* **WORK REQUIRED**
Tally the lines below that contain the word "height", and give only that number.

━━━ RECORDS PROVIDED

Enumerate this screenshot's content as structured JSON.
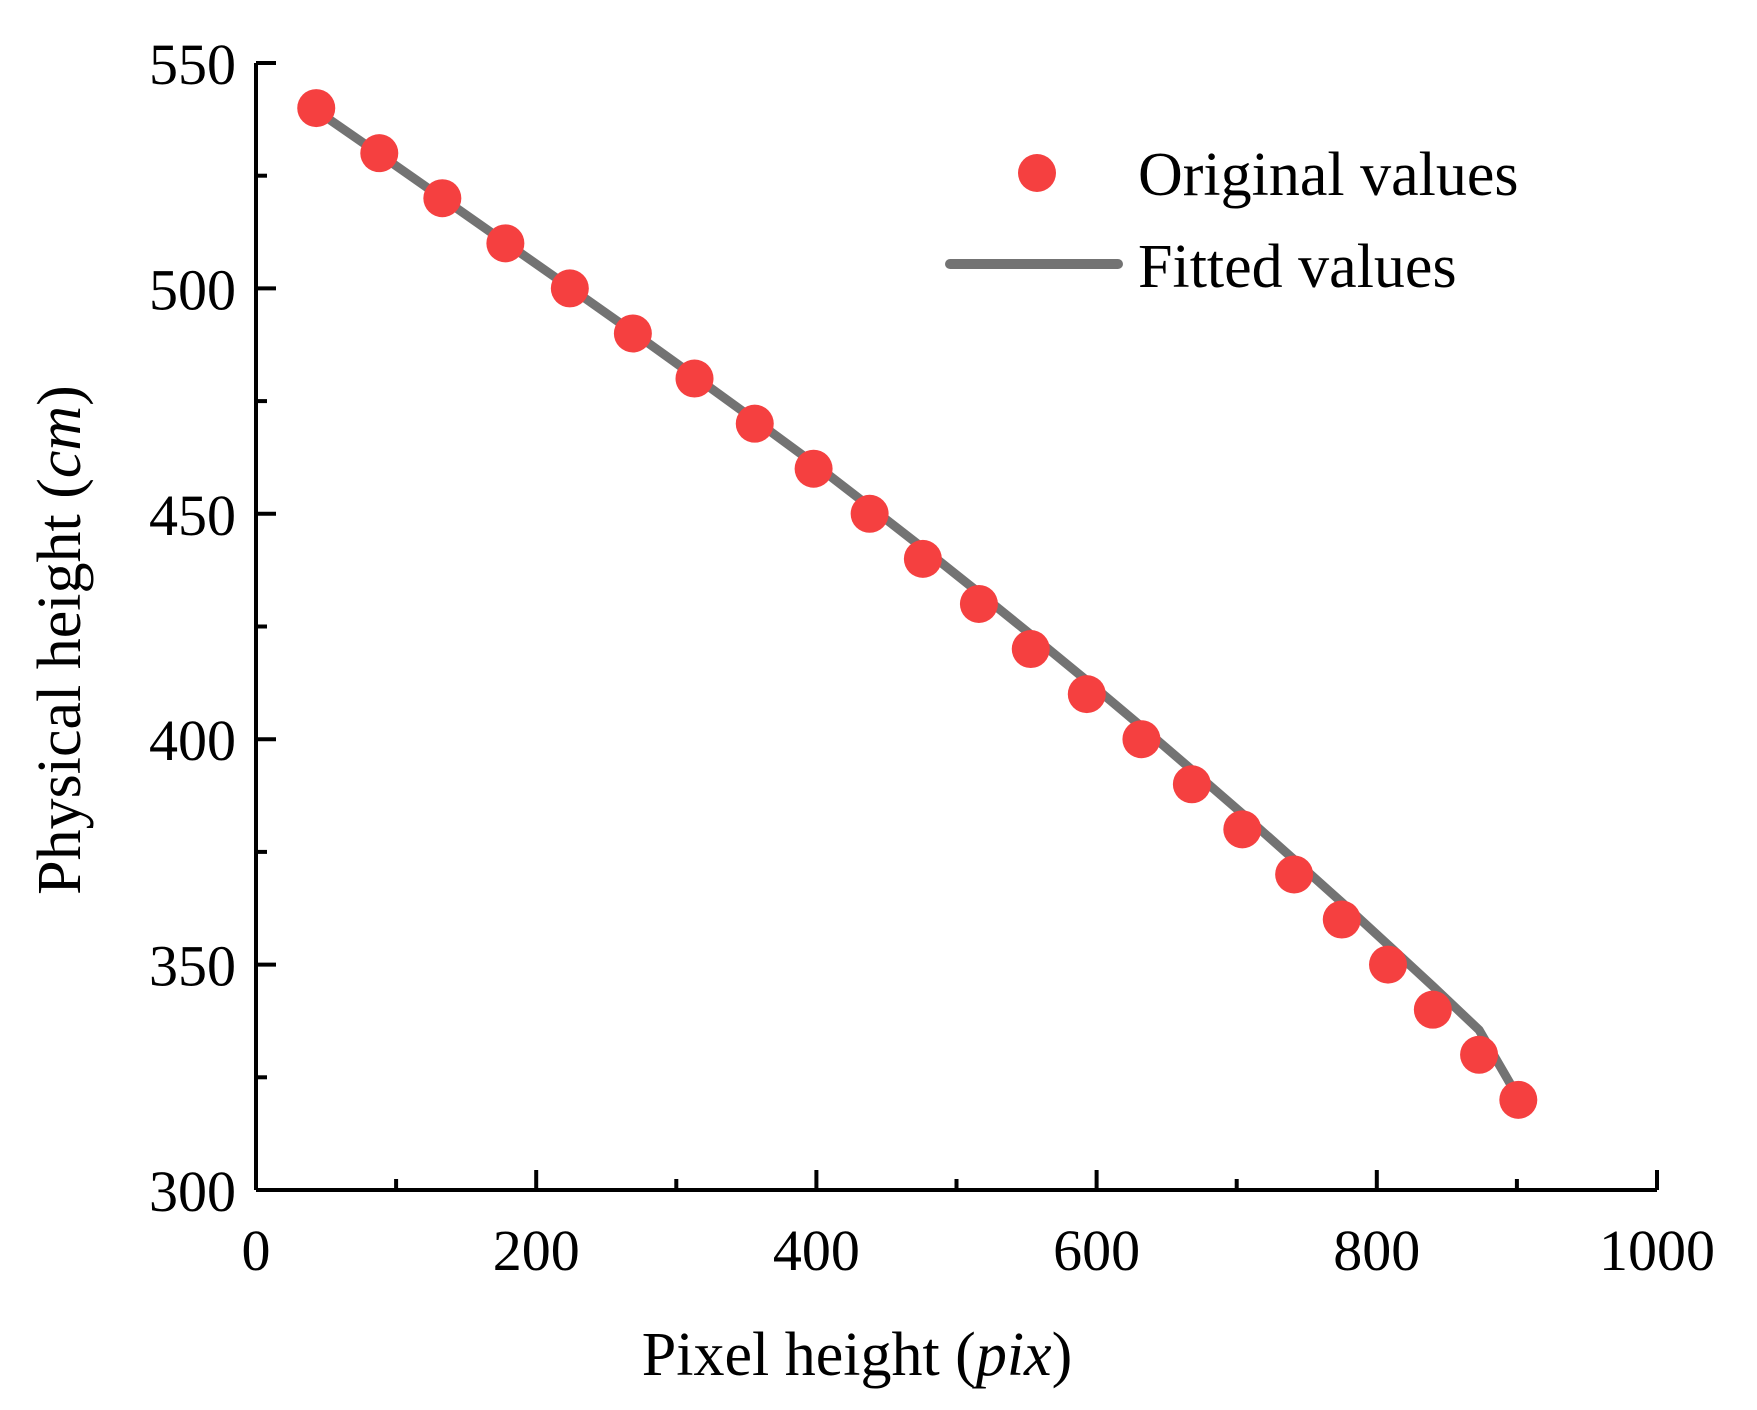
{
  "chart_data": {
    "type": "scatter",
    "title": "",
    "xlabel": "Pixel height (pix)",
    "xlabel_main": "Pixel height (",
    "xlabel_unit": "pix",
    "xlabel_close": ")",
    "ylabel": "Physical height (cm)",
    "ylabel_main": "Physical height (",
    "ylabel_unit": "cm",
    "ylabel_close": ")",
    "xlim": [
      0,
      1000
    ],
    "ylim": [
      300,
      550
    ],
    "x_ticks": [
      0,
      200,
      400,
      600,
      800,
      1000
    ],
    "x_tick_labels": [
      "0",
      "200",
      "400",
      "600",
      "800",
      "1000"
    ],
    "x_minor_ticks": [
      100,
      300,
      500,
      700,
      900
    ],
    "y_ticks": [
      300,
      350,
      400,
      450,
      500,
      550
    ],
    "y_tick_labels": [
      "300",
      "350",
      "400",
      "450",
      "500",
      "550"
    ],
    "y_minor_ticks": [
      325,
      375,
      425,
      475,
      525
    ],
    "grid": false,
    "legend_position": "top-right",
    "colors": {
      "points": "#f54040",
      "line": "#737373",
      "axis": "#000000"
    },
    "series": [
      {
        "name": "Original values",
        "kind": "scatter",
        "x": [
          43,
          88,
          133,
          178,
          224,
          269,
          313,
          356,
          398,
          438,
          476,
          516,
          553,
          593,
          632,
          668,
          704,
          741,
          775,
          808,
          840,
          873,
          901
        ],
        "y": [
          540,
          530,
          520,
          510,
          500,
          490,
          480,
          470,
          460,
          450,
          440,
          430,
          420,
          410,
          400,
          390,
          380,
          370,
          360,
          350,
          340,
          330,
          320
        ]
      },
      {
        "name": "Fitted values",
        "kind": "line",
        "x": [
          43,
          88,
          133,
          178,
          224,
          269,
          313,
          356,
          398,
          438,
          476,
          516,
          553,
          593,
          632,
          668,
          704,
          741,
          775,
          808,
          840,
          873,
          901
        ],
        "y": [
          539.5,
          529.8,
          520.0,
          510.2,
          500.2,
          490.3,
          480.5,
          470.8,
          461.2,
          451.6,
          442.4,
          432.5,
          423.2,
          413.0,
          402.8,
          393.2,
          383.5,
          373.3,
          363.8,
          354.4,
          345.2,
          335.5,
          320.5
        ]
      }
    ]
  }
}
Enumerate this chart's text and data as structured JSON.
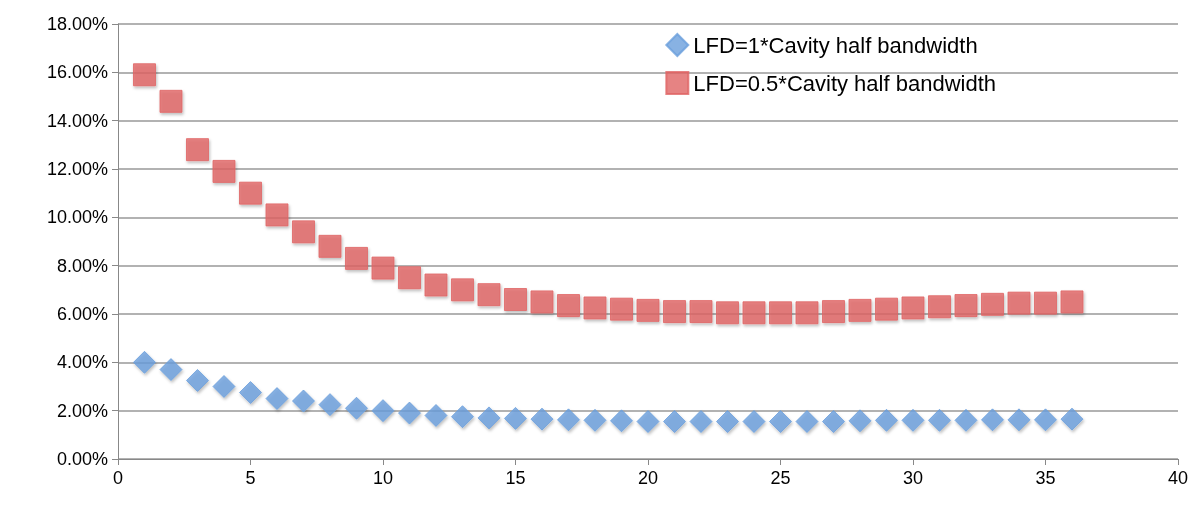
{
  "chart_data": {
    "type": "scatter",
    "x": [
      1,
      2,
      3,
      4,
      5,
      6,
      7,
      8,
      9,
      10,
      11,
      12,
      13,
      14,
      15,
      16,
      17,
      18,
      19,
      20,
      21,
      22,
      23,
      24,
      25,
      26,
      27,
      28,
      29,
      30,
      31,
      32,
      33,
      34,
      35,
      36
    ],
    "series": [
      {
        "name": "LFD=1*Cavity half bandwidth",
        "color": "#6a9fdc",
        "marker": "diamond",
        "values": [
          4.0,
          3.7,
          3.25,
          3.0,
          2.75,
          2.5,
          2.4,
          2.25,
          2.1,
          2.0,
          1.9,
          1.8,
          1.75,
          1.7,
          1.68,
          1.65,
          1.62,
          1.6,
          1.58,
          1.55,
          1.55,
          1.55,
          1.55,
          1.55,
          1.55,
          1.55,
          1.55,
          1.58,
          1.6,
          1.6,
          1.6,
          1.6,
          1.62,
          1.62,
          1.62,
          1.65
        ]
      },
      {
        "name": "LFD=0.5*Cavity half bandwidth",
        "color": "#e06464",
        "marker": "square",
        "values": [
          15.9,
          14.8,
          12.8,
          11.9,
          11.0,
          10.1,
          9.4,
          8.8,
          8.3,
          7.9,
          7.5,
          7.2,
          7.0,
          6.8,
          6.6,
          6.5,
          6.35,
          6.25,
          6.2,
          6.15,
          6.1,
          6.1,
          6.05,
          6.05,
          6.05,
          6.05,
          6.1,
          6.15,
          6.2,
          6.25,
          6.3,
          6.35,
          6.4,
          6.45,
          6.45,
          6.5
        ]
      }
    ],
    "xlim": [
      0,
      40
    ],
    "xticks": [
      0,
      5,
      10,
      15,
      20,
      25,
      30,
      35,
      40
    ],
    "ylim": [
      0,
      18
    ],
    "yticks": [
      {
        "value": 0,
        "label": "0.00%"
      },
      {
        "value": 2,
        "label": "2.00%"
      },
      {
        "value": 4,
        "label": "4.00%"
      },
      {
        "value": 6,
        "label": "6.00%"
      },
      {
        "value": 8,
        "label": "8.00%"
      },
      {
        "value": 10,
        "label": "10.00%"
      },
      {
        "value": 12,
        "label": "12.00%"
      },
      {
        "value": 14,
        "label": "14.00%"
      },
      {
        "value": 16,
        "label": "16.00%"
      },
      {
        "value": 18,
        "label": "18.00%"
      }
    ],
    "grid": "y",
    "legend": "top right"
  }
}
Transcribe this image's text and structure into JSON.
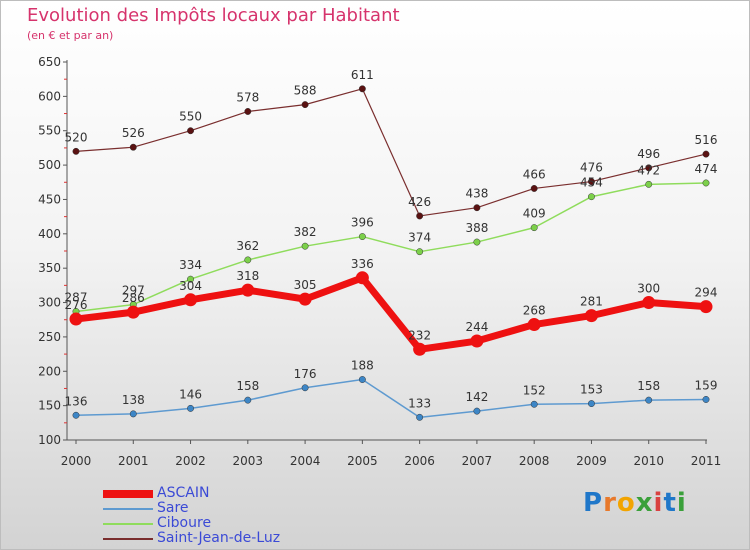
{
  "title": "Evolution des Impôts locaux par Habitant",
  "subtitle": "(en € et par an)",
  "logo": {
    "text": "Proxiti",
    "letters": [
      "P",
      "r",
      "o",
      "x",
      "i",
      "t",
      "i"
    ],
    "colors": [
      "#1f77c9",
      "#e8792b",
      "#f2a400",
      "#3aa03a",
      "#d94141",
      "#1f77c9",
      "#3aa03a"
    ]
  },
  "chart_data": {
    "type": "line",
    "title": "Evolution des Impôts locaux par Habitant",
    "subtitle": "(en € et par an)",
    "xlabel": "",
    "ylabel": "",
    "categories": [
      "2000",
      "2001",
      "2002",
      "2003",
      "2004",
      "2005",
      "2006",
      "2007",
      "2008",
      "2009",
      "2010",
      "2011"
    ],
    "ylim": [
      100,
      650
    ],
    "yticks": [
      100,
      150,
      200,
      250,
      300,
      350,
      400,
      450,
      500,
      550,
      600,
      650
    ],
    "grid": false,
    "legend_position": "bottom-left",
    "series": [
      {
        "name": "Saint-Jean-de-Luz",
        "color": "#7a2e2e",
        "marker": "#5a1212",
        "width": 1.2,
        "values": [
          520,
          526,
          550,
          578,
          588,
          611,
          426,
          438,
          466,
          476,
          496,
          516
        ],
        "labels": [
          "520",
          "526",
          "550",
          "578",
          "588",
          "611",
          "426",
          "438",
          "466",
          "476",
          "496",
          "516"
        ]
      },
      {
        "name": "Ciboure",
        "color": "#8fdc5c",
        "marker": "#7cd04a",
        "width": 1.5,
        "values": [
          287,
          297,
          334,
          362,
          382,
          396,
          374,
          388,
          409,
          454,
          472,
          474
        ],
        "labels": [
          "287",
          "297",
          "334",
          "362",
          "382",
          "396",
          "374",
          "388",
          "409",
          "454",
          "472",
          "474"
        ]
      },
      {
        "name": "Sare",
        "color": "#5e9ad0",
        "marker": "#3d86c6",
        "width": 1.5,
        "values": [
          136,
          138,
          146,
          158,
          176,
          188,
          133,
          142,
          152,
          153,
          158,
          159
        ],
        "labels": [
          "136",
          "138",
          "146",
          "158",
          "176",
          "188",
          "133",
          "142",
          "152",
          "153",
          "158",
          "159"
        ]
      },
      {
        "name": "ASCAIN",
        "color": "#ee1111",
        "marker": "#ee1111",
        "width": 7,
        "values": [
          276,
          286,
          304,
          318,
          305,
          336,
          232,
          244,
          268,
          281,
          300,
          294
        ],
        "labels": [
          "276",
          "286",
          "304",
          "318",
          "305",
          "336",
          "232",
          "244",
          "268",
          "281",
          "300",
          "294"
        ]
      }
    ],
    "legend": [
      "ASCAIN",
      "Sare",
      "Ciboure",
      "Saint-Jean-de-Luz"
    ]
  }
}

━━━━━━

* **RESPONSE TO THE EXERCISE**
4